• [Problem]
Filter the entries and keep only the lines where the string "преобразователь" appears.

(Data excerpts)
▽

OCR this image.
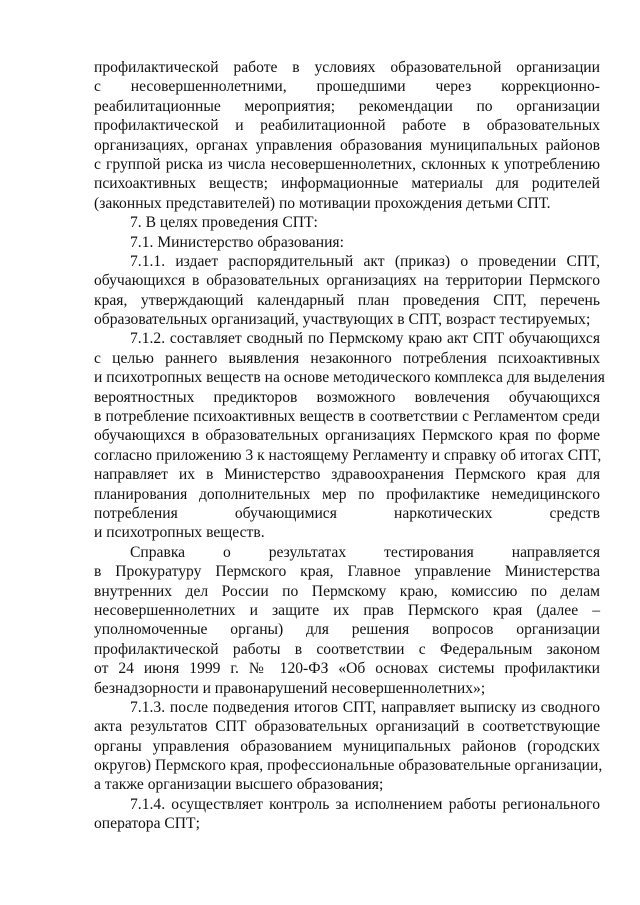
профилактической работе в условиях образовательной организации
с несовершеннолетними, прошедшими через коррекционно-
реабилитационные мероприятия; рекомендации по организации
профилактической и реабилитационной работе в образовательных
организациях, органах управления образования муниципальных районов
с группой риска из числа несовершеннолетних, склонных к употреблению
психоактивных веществ; информационные материалы для родителей
(законных представителей) по мотивации прохождения детьми СПТ.
7. В целях проведения СПТ:
7.1. Министерство образования:
7.1.1. издает распорядительный акт (приказ) о проведении СПТ,
обучающихся в образовательных организациях на территории Пермского
края, утверждающий календарный план проведения СПТ, перечень
образовательных организаций, участвующих в СПТ, возраст тестируемых;
7.1.2. составляет сводный по Пермскому краю акт СПТ обучающихся
с целью раннего выявления незаконного потребления психоактивных
и психотропных веществ на основе методического комплекса для выделения
вероятностных предикторов возможного вовлечения обучающихся
в потребление психоактивных веществ в соответствии с Регламентом среди
обучающихся в образовательных организациях Пермского края по форме
согласно приложению 3 к настоящему Регламенту и справку об итогах СПТ,
направляет их в Министерство здравоохранения Пермского края для
планирования дополнительных мер по профилактике немедицинского
потребления обучающимися наркотических средств
и психотропных веществ.
Справка о результатах тестирования направляется
в Прокуратуру Пермского края, Главное управление Министерства
внутренних дел России по Пермскому краю, комиссию по делам
несовершеннолетних и защите их прав Пермского края (далее –
уполномоченные органы) для решения вопросов организации
профилактической работы в соответствии с Федеральным законом
от 24 июня 1999 г. № 120-ФЗ «Об основах системы профилактики
безнадзорности и правонарушений несовершеннолетних»;
7.1.3. после подведения итогов СПТ, направляет выписку из сводного
акта результатов СПТ образовательных организаций в соответствующие
органы управления образованием муниципальных районов (городских
округов) Пермского края, профессиональные образовательные организации,
а также организации высшего образования;
7.1.4. осуществляет контроль за исполнением работы регионального
оператора СПТ;
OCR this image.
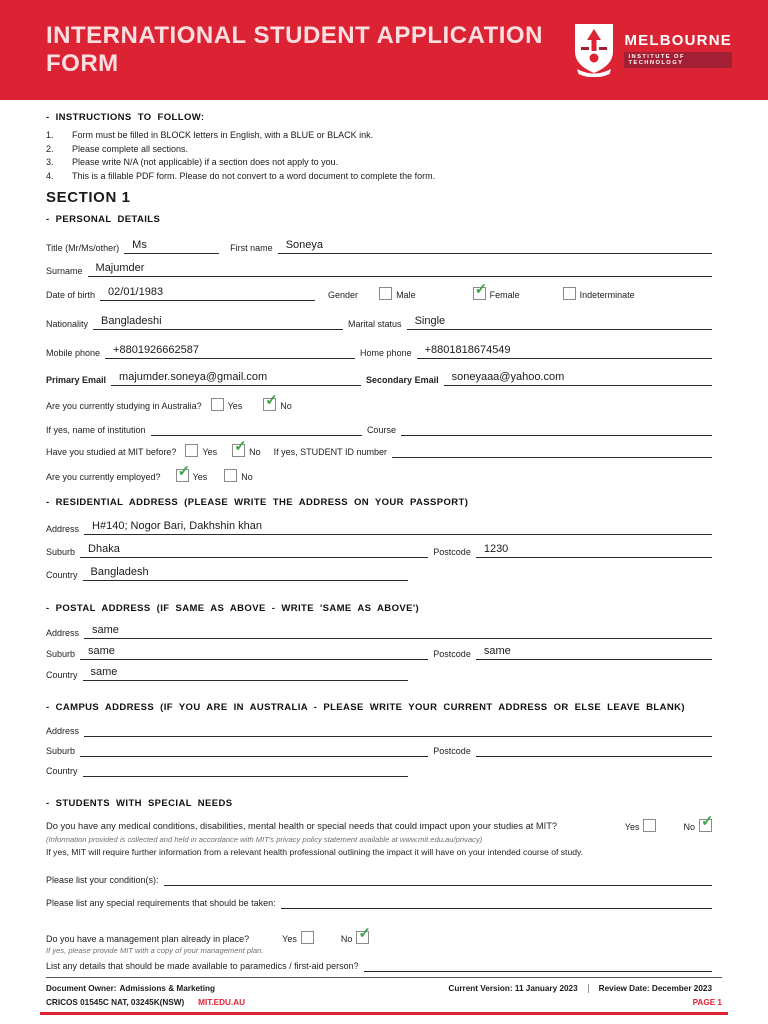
INTERNATIONAL STUDENT APPLICATION FORM
MELBOURNE
INSTITUTE OF TECHNOLOGY
- INSTRUCTIONS TO FOLLOW:
1.	Form must be filled in BLOCK letters in English, with a BLUE or BLACK ink.
2.	Please complete all sections.
3.	Please write N/A (not applicable) if a section does not apply to you.
4.	This is a fillable PDF form. Please do not convert to a word document to complete the form.
SECTION 1
- PERSONAL DETAILS
Title (Mr/Ms/other)	Ms	First name	Soneya
Surname	Majumder
Date of birth	02/01/1983	Gender	Male	✓ Female	Indeterminate
Nationality	Bangladeshi	Marital status	Single
Mobile phone	+8801926662587	Home phone	+8801818674549
Primary Email	majumder.soneya@gmail.com	Secondary Email	soneyaaa@yahoo.com
Are you currently studying in Australia?	Yes ✓ No
If yes, name of institution	Course
Have you studied at MIT before?	Yes ✓ No If yes, STUDENT ID number
Are you currently employed? ✓ Yes	No
- RESIDENTIAL ADDRESS (PLEASE WRITE THE ADDRESS ON YOUR PASSPORT)
Address	H#140; Nogor Bari, Dakhshin khan
Suburb	Dhaka	Postcode	1230
Country	Bangladesh
- POSTAL ADDRESS (IF SAME AS ABOVE - WRITE 'SAME AS ABOVE')
Address	same
Suburb	same	Postcode	same
Country	same
- CAMPUS ADDRESS (IF YOU ARE IN AUSTRALIA - PLEASE WRITE YOUR CURRENT ADDRESS OR ELSE LEAVE BLANK)
Address
Suburb	Postcode
Country
- STUDENTS WITH SPECIAL NEEDS
Do you have any medical conditions, disabilities, mental health or special needs that could impact upon your studies at MIT?	Yes	No ✓
(Information provided is collected and held in accordance with MIT's privacy policy statement available at www.mit.edu.au/privacy)
If yes, MIT will require further information from a relevant health professional outlining the impact it will have on your intended course of study.
Please list your condition(s):
Please list any special requirements that should be taken:
Do you have a management plan already in place?	Yes	No ✓
If yes, please provide MIT with a copy of your management plan.
List any details that should be made available to paramedics / first-aid person?
Document Owner: Admissions & Marketing	Current Version: 11 January 2023	Review Date: December 2023
CRICOS 01545C NAT, 03245K(NSW) MIT.EDU.AU	PAGE 1
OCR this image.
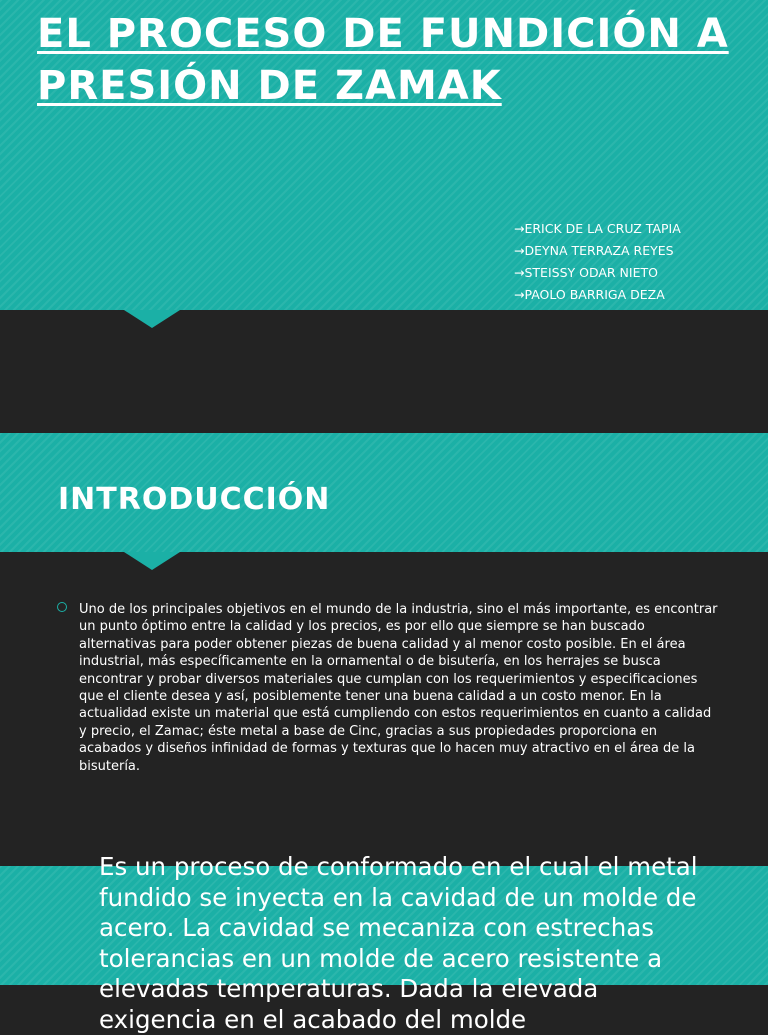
EL PROCESO DE FUNDICIÓN A PRESIÓN DE ZAMAK
→ERICK DE LA CRUZ TAPIA
→DEYNA TERRAZA REYES
→STEISSY ODAR NIETO
→PAOLO BARRIGA DEZA
INTRODUCCIÓN

Uno de los principales objetivos en el mundo de la industria, sino el más importante, es encontrar un punto óptimo entre la calidad y los precios, es por ello que siempre se han buscado alternativas para poder obtener piezas de buena calidad y al menor costo posible. En el área industrial, más específicamente en la ornamental o de bisutería, en los herrajes se busca encontrar y probar diversos materiales que cumplan con los requerimientos y especificaciones que el cliente desea y así, posiblemente tener una buena calidad a un costo menor. En la actualidad existe un material que está cumpliendo con estos requerimientos en cuanto a calidad y precio, el Zamac; éste metal a base de Cinc, gracias a sus propiedades proporciona en acabados y diseños infinidad de formas y texturas que lo hacen muy atractivo en el área de la bisutería.

Es un proceso de conformado en el cual el metal fundido se inyecta en la cavidad de un molde de acero. La cavidad se mecaniza con estrechas tolerancias en un molde de acero resistente a elevadas temperaturas. Dada la elevada exigencia en el acabado del molde
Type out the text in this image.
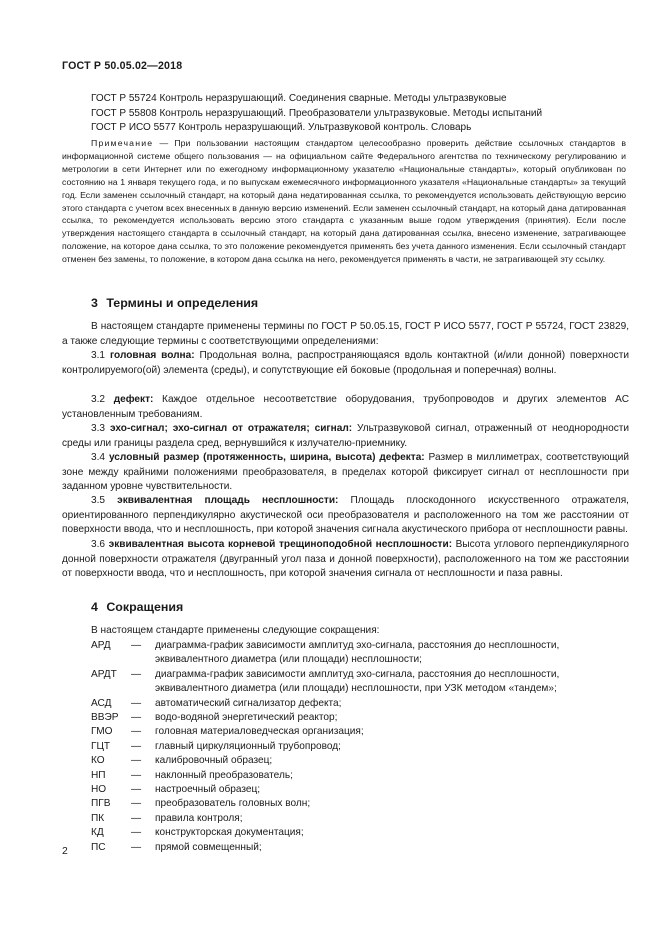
ГОСТ Р 50.05.02—2018
ГОСТ Р 55724 Контроль неразрушающий. Соединения сварные. Методы ультразвуковые
ГОСТ Р 55808 Контроль неразрушающий. Преобразователи ультразвуковые. Методы испытаний
ГОСТ Р ИСО 5577 Контроль неразрушающий. Ультразвуковой контроль. Словарь
Примечание — При пользовании настоящим стандартом целесообразно проверить действие ссылочных стандартов в информационной системе общего пользования — на официальном сайте Федерального агентства по техническому регулированию и метрологии в сети Интернет или по ежегодному информационному указателю «Национальные стандарты», который опубликован по состоянию на 1 января текущего года, и по выпускам ежемесячного информационного указателя «Национальные стандарты» за текущий год. Если заменен ссылочный стандарт, на который дана недатированная ссылка, то рекомендуется использовать действующую версию этого стандарта с учетом всех внесенных в данную версию изменений. Если заменен ссылочный стандарт, на который дана датированная ссылка, то рекомендуется использовать версию этого стандарта с указанным выше годом утверждения (принятия). Если после утверждения настоящего стандарта в ссылочный стандарт, на который дана датированная ссылка, внесено изменение, затрагивающее положение, на которое дана ссылка, то это положение рекомендуется применять без учета данного изменения. Если ссылочный стандарт отменен без замены, то положение, в котором дана ссылка на него, рекомендуется применять в части, не затрагивающей эту ссылку.
3 Термины и определения
В настоящем стандарте применены термины по ГОСТ Р 50.05.15, ГОСТ Р ИСО 5577, ГОСТ Р 55724, ГОСТ 23829, а также следующие термины с соответствующими определениями:
3.1 головная волна: Продольная волна, распространяющаяся вдоль контактной (и/или донной) поверхности контролируемого(ой) элемента (среды), и сопутствующие ей боковые (продольная и поперечная) волны.
3.2 дефект: Каждое отдельное несоответствие оборудования, трубопроводов и других элементов АС установленным требованиям.
3.3 эхо-сигнал; эхо-сигнал от отражателя; сигнал: Ультразвуковой сигнал, отраженный от неоднородности среды или границы раздела сред, вернувшийся к излучателю-приемнику.
3.4 условный размер (протяженность, ширина, высота) дефекта: Размер в миллиметрах, соответствующий зоне между крайними положениями преобразователя, в пределах которой фиксирует сигнал от несплошности при заданном уровне чувствительности.
3.5 эквивалентная площадь несплошности: Площадь плоскодонного искусственного отражателя, ориентированного перпендикулярно акустической оси преобразователя и расположенного на том же расстоянии от поверхности ввода, что и несплошность, при которой значения сигнала акустического прибора от несплошности равны.
3.6 эквивалентная высота корневой трещиноподобной несплошности: Высота углового перпендикулярного донной поверхности отражателя (двугранный угол паза и донной поверхности), расположенного на том же расстоянии от поверхности ввода, что и несплошность, при которой значения сигнала от несплошности и паза равны.
4 Сокращения
В настоящем стандарте применены следующие сокращения:
АРД	—	диаграмма-график зависимости амплитуд эхо-сигнала, расстояния до несплошности, эквивалентного диаметра (или площади) несплошности;
АРДТ	—	диаграмма-график зависимости амплитуд эхо-сигнала, расстояния до несплошности, эквивалентного диаметра (или площади) несплошности, при УЗК методом «тандем»;
АСД	—	автоматический сигнализатор дефекта;
ВВЭР	—	водо-водяной энергетический реактор;
ГМО	—	головная материаловедческая организация;
ГЦТ	—	главный циркуляционный трубопровод;
КО	—	калибровочный образец;
НП	—	наклонный преобразователь;
НО	—	настроечный образец;
ПГВ	—	преобразователь головных волн;
ПК	—	правила контроля;
КД	—	конструкторская документация;
ПС	—	прямой совмещенный;
2
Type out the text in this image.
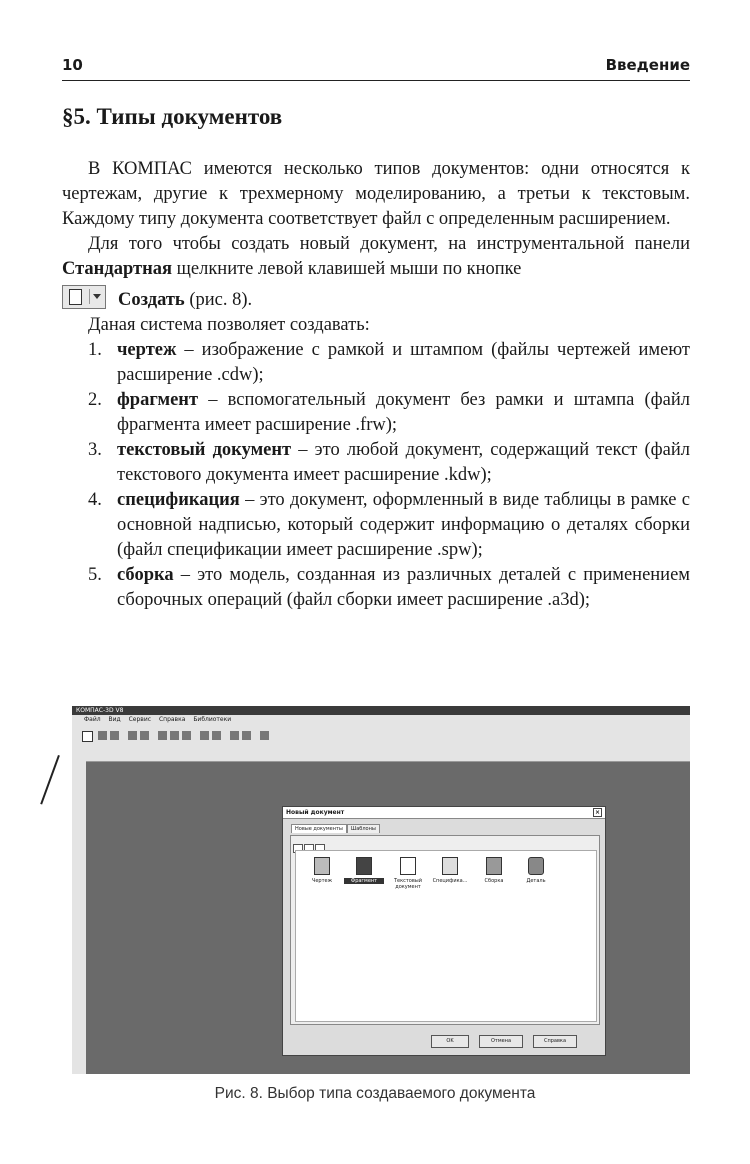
10	Введение
§5. Типы документов

В КОМПАС имеются несколько типов документов: одни относятся к чертежам, другие к трехмерному моделированию, а третьи к текстовым. Каждому типу документа соответствует файл с определенным расширением.

Для того чтобы создать новый документ, на инструментальной панели Стандартная щелкните левой клавишей мыши по кнопке

Создать (рис. 8).

Даная система позволяет создавать:

1. чертеж – изображение с рамкой и штампом (файлы чертежей имеют расширение .cdw);
2. фрагмент – вспомогательный документ без рамки и штампа (файл фрагмента имеет расширение .frw);
3. текстовый документ – это любой документ, содержащий текст (файл текстового документа имеет расширение .kdw);
4. спецификация – это документ, оформленный в виде таблицы в рамке с основной надписью, который содержит информацию о деталях сборки (файл спецификации имеет расширение .spw);
5. сборка – это модель, созданная из различных деталей с применением сборочных операций (файл сборки имеет расширение .a3d);
КОМПАС-3D V8
Файл Вид Сервис Справка Библиотеки
Новый документ	×
Новые документы Шаблоны
Чертеж	Фрагмент	Текстовый документ
Специфика...	Сборка	Деталь
OK	Отмена	Справка
Рис. 8. Выбор типа создаваемого документа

△

• [Result of the exercise]
НП	—	наклонный преобразователь;
ПГВ	—	преобразователь головных волн;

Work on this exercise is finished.